## [OBJECTIVE]
Find the lines with the string "assets" and return them.

## [TASK DATA]
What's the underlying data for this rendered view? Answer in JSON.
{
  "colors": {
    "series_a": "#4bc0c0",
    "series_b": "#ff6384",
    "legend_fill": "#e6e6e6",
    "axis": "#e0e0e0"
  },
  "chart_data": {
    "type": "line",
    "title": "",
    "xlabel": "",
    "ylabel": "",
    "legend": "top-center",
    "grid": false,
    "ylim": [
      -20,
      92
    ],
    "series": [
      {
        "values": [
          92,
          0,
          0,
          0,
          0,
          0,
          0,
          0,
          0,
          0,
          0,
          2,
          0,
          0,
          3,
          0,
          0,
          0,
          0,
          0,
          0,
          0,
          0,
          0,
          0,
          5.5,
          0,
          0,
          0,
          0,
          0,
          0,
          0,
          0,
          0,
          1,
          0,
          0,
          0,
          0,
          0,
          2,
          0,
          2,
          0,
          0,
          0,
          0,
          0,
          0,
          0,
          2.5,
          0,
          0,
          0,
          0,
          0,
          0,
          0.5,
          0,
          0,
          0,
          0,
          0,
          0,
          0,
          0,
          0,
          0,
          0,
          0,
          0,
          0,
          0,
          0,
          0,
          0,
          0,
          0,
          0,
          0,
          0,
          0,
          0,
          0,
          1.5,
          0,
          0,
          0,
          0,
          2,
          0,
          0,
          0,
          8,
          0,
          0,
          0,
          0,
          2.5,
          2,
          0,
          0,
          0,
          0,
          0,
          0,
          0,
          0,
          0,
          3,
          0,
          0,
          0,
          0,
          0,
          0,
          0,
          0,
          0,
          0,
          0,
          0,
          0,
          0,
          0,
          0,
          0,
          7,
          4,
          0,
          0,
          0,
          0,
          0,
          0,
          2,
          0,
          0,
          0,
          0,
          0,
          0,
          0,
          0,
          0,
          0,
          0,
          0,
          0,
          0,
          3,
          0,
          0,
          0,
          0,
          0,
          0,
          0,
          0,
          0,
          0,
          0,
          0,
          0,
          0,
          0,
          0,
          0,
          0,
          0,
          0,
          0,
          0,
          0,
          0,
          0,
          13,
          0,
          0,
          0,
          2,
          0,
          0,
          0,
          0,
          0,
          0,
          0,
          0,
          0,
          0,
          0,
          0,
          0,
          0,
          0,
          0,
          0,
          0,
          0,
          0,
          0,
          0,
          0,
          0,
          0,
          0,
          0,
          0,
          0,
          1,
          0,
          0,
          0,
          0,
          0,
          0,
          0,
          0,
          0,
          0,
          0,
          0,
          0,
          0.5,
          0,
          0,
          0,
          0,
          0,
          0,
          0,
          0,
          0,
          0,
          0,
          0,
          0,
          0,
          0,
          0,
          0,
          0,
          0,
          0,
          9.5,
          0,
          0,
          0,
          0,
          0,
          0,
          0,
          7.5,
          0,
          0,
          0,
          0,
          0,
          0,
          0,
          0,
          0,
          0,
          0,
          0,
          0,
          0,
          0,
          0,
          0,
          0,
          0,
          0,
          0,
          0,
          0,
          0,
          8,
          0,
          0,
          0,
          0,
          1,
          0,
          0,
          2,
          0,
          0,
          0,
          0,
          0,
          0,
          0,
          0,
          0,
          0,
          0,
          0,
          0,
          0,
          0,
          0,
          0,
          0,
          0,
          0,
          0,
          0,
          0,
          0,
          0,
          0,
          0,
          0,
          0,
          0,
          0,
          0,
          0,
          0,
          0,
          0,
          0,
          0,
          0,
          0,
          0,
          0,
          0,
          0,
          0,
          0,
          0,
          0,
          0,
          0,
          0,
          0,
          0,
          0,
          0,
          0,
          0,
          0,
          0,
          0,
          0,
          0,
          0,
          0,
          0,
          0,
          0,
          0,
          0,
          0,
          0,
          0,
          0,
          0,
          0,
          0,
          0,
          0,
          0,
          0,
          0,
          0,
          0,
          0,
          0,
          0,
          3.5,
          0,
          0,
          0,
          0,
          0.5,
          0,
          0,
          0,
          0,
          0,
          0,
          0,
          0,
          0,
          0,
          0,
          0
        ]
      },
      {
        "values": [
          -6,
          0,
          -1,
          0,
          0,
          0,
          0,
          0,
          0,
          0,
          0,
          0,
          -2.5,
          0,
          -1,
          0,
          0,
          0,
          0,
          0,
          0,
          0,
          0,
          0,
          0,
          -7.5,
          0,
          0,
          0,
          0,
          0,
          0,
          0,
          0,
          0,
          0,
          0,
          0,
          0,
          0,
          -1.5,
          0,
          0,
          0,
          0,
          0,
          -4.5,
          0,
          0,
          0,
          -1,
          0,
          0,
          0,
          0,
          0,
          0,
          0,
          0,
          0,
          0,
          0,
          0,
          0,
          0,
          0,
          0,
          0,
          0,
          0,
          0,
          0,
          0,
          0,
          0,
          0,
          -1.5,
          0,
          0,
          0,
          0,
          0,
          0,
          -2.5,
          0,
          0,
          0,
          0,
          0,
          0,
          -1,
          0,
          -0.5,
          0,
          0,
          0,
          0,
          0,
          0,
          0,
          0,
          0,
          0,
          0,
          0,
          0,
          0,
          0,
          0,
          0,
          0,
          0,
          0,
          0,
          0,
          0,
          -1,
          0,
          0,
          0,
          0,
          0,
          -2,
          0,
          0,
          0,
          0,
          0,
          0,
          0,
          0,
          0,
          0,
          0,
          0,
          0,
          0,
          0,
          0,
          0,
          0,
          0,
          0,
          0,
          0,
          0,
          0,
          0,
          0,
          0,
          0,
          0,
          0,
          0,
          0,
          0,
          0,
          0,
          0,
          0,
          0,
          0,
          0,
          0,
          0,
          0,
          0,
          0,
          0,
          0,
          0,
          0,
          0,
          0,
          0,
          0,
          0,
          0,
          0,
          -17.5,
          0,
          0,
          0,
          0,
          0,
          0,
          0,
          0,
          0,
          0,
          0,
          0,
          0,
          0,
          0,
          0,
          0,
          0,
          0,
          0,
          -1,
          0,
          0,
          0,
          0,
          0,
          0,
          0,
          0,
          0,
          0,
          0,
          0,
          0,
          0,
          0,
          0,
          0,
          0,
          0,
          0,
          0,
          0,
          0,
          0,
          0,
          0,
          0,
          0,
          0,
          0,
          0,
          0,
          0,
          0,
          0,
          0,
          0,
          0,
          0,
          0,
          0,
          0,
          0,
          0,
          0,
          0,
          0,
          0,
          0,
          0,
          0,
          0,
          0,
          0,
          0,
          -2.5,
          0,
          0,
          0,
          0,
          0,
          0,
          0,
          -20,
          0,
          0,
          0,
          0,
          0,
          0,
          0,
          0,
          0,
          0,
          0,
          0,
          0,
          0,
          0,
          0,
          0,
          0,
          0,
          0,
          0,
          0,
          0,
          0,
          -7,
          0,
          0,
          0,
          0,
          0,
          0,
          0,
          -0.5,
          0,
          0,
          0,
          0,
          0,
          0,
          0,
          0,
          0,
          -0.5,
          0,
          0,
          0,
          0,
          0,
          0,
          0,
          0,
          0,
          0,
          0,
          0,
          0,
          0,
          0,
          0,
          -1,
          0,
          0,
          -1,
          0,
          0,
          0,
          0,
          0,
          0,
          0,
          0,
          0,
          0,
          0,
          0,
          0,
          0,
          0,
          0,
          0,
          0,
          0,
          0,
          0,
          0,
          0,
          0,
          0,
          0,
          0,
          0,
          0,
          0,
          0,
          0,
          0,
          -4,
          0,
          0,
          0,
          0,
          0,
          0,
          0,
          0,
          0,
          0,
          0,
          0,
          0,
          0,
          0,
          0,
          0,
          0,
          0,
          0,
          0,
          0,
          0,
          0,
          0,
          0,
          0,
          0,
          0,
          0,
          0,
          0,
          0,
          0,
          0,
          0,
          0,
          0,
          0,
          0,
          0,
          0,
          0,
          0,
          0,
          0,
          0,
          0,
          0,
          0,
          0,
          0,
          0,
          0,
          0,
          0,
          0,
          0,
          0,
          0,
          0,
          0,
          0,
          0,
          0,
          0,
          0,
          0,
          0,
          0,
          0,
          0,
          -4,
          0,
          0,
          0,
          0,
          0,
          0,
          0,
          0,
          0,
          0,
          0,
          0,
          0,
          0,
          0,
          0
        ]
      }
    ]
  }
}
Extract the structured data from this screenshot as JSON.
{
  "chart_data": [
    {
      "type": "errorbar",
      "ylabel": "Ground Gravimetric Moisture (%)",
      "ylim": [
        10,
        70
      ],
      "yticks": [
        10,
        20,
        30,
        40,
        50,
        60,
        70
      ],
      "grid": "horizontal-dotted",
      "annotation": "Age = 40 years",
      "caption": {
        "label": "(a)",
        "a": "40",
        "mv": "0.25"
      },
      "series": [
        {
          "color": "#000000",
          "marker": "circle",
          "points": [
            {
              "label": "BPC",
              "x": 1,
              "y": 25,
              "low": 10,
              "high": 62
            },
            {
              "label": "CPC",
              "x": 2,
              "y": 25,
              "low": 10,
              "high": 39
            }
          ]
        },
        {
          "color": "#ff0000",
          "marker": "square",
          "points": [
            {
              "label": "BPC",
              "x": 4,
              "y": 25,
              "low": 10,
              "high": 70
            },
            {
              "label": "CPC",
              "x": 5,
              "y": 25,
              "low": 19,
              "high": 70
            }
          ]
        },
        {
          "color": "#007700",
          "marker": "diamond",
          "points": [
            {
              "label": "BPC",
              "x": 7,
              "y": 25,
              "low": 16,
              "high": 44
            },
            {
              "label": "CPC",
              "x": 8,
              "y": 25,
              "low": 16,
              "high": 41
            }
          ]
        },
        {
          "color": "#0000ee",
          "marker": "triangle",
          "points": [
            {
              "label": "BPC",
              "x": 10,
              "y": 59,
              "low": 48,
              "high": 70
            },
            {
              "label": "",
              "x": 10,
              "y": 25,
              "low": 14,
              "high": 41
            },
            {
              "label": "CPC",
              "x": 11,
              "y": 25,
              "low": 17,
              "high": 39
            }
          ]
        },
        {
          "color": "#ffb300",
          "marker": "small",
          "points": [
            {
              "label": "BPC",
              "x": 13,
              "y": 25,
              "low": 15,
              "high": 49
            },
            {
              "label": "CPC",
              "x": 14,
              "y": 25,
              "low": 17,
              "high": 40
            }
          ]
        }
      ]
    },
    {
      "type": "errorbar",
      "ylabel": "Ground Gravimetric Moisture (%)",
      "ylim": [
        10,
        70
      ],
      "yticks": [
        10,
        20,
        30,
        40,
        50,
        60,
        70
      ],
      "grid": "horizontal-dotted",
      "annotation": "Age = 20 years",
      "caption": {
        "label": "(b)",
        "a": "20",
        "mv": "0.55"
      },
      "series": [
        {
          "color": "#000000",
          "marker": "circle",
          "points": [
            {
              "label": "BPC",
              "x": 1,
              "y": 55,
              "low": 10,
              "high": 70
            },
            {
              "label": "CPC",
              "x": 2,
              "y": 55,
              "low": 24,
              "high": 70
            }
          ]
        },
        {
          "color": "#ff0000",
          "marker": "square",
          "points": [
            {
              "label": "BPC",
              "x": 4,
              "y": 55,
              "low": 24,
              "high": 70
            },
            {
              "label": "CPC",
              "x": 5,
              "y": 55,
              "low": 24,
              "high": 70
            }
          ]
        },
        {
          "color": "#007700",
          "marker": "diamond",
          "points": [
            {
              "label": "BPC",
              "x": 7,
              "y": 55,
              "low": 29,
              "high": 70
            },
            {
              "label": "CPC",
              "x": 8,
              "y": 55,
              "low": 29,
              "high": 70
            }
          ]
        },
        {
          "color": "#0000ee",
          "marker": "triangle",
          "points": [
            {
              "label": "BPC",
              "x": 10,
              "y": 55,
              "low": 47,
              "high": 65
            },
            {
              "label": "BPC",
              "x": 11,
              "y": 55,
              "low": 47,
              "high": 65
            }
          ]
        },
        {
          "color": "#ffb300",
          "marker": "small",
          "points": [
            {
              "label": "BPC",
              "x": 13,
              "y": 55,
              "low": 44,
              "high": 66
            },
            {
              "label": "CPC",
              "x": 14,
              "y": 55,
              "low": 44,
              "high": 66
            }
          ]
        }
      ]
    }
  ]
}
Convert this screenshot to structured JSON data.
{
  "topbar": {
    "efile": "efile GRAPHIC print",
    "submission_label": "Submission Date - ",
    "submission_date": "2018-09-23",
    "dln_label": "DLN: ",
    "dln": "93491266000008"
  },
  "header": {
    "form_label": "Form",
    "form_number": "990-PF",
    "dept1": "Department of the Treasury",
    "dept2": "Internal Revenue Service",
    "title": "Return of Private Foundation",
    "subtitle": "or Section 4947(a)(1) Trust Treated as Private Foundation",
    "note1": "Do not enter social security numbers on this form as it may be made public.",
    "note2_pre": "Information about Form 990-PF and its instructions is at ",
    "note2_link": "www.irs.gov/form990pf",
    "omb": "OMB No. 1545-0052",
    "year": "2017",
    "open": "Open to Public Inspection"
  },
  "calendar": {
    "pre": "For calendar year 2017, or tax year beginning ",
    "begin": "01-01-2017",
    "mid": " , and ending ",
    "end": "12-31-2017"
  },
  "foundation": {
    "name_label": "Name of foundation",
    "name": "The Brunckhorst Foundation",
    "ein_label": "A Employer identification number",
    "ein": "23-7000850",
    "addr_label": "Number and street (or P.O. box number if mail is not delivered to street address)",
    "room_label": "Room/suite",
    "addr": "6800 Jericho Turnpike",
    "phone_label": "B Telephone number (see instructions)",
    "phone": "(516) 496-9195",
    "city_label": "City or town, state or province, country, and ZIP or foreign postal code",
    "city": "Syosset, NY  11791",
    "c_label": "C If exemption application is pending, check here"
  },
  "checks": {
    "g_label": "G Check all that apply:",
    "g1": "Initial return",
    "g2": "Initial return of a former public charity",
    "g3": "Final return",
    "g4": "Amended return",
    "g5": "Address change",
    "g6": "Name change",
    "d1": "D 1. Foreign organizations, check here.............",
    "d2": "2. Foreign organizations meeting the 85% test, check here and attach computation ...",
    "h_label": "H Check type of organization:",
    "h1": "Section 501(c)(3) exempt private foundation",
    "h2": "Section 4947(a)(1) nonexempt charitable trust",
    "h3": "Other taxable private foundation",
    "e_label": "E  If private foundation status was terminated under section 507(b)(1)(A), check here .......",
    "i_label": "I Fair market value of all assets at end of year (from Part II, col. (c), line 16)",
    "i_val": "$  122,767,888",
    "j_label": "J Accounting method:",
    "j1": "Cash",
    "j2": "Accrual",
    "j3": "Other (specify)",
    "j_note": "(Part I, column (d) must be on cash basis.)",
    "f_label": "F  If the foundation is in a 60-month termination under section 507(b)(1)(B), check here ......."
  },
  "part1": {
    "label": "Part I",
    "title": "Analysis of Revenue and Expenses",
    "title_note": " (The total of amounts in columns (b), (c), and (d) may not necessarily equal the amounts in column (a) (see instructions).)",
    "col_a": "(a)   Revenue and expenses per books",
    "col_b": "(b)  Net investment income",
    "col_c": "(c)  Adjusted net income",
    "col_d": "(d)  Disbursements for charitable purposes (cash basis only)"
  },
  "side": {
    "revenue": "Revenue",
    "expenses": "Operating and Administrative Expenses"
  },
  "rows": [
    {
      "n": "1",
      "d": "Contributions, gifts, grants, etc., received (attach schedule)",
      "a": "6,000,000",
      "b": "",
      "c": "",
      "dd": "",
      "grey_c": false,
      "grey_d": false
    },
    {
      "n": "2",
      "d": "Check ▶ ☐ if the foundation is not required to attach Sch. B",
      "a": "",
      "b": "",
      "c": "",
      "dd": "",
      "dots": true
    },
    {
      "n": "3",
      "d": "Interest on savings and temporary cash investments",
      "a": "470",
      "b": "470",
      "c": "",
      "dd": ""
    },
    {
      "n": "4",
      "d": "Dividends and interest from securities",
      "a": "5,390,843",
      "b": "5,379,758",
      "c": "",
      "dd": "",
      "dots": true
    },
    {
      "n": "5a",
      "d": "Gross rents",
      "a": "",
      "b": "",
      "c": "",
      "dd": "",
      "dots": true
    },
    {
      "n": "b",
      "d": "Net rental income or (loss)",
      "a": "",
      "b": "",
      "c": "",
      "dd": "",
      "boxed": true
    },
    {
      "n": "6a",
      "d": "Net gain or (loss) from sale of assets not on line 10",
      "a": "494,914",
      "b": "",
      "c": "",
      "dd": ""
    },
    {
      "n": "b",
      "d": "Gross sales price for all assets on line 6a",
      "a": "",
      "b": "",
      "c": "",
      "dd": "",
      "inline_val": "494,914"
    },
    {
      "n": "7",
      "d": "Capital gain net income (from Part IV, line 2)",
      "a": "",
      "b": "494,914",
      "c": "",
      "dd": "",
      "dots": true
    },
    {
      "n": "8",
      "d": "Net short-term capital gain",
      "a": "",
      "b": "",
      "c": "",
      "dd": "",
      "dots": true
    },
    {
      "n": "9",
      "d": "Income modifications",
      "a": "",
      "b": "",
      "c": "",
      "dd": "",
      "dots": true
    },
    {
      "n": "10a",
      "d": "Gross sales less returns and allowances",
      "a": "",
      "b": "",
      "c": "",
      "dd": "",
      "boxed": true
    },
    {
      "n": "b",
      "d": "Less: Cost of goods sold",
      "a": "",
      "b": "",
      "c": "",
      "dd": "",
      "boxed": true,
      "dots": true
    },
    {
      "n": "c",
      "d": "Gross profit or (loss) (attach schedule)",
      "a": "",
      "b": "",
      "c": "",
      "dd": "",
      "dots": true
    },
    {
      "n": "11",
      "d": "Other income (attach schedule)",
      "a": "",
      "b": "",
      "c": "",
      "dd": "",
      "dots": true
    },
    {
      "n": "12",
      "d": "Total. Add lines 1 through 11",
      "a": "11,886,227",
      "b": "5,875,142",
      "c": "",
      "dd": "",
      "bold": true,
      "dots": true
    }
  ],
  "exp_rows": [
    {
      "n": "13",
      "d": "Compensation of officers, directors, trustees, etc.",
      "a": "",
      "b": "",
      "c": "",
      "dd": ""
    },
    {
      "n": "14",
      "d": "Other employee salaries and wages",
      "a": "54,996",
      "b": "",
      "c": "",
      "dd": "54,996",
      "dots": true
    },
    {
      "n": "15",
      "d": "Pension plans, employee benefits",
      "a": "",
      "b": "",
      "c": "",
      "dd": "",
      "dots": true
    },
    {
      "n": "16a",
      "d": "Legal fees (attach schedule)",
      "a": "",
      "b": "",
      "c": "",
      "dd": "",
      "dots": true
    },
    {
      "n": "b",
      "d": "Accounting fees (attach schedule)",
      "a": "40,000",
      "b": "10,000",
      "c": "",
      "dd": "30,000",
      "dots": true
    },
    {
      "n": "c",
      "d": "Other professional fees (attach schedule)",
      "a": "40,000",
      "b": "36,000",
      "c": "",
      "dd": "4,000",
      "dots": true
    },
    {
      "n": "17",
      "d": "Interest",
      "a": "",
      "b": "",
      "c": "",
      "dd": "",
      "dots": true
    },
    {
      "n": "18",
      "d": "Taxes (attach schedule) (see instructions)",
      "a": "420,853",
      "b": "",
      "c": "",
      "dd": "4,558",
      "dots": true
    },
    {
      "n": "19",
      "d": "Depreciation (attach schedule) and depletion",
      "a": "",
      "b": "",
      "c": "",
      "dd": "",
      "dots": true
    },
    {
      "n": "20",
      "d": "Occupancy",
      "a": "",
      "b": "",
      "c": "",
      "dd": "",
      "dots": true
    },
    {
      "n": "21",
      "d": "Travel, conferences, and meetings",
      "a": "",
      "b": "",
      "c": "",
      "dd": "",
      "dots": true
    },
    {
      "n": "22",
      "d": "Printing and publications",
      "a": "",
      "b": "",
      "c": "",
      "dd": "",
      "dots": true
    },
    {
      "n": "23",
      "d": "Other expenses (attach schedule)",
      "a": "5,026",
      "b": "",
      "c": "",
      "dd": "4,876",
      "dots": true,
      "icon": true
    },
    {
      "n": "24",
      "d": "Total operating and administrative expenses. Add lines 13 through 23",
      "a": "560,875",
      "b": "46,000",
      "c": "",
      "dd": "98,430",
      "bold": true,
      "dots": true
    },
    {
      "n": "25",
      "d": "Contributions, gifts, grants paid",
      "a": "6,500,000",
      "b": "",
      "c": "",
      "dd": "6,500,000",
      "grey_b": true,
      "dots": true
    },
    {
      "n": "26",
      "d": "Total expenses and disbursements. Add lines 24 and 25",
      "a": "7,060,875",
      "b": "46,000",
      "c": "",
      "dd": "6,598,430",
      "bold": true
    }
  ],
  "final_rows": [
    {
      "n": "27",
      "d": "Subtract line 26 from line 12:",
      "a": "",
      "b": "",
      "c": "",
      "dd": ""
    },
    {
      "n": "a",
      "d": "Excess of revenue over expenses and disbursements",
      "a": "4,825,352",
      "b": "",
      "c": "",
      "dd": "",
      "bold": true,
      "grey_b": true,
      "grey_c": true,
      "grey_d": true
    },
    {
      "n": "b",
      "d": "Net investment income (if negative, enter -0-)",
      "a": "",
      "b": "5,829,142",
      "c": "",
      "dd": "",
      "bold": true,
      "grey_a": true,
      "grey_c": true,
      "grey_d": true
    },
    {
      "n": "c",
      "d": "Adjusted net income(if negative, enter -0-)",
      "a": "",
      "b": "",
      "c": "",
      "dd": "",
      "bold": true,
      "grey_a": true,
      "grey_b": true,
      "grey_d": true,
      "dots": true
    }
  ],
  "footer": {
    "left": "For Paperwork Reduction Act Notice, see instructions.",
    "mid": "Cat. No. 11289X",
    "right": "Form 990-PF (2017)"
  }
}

## [EXERCISE OUTPUT]
    "i_label": "I Fair market value of all assets at end of year (from Part II, col. (c), line 16)",
      "d": "Net gain or (loss) from sale of assets not on line 10",
      "d": "Gross sales price for all assets on line 6a",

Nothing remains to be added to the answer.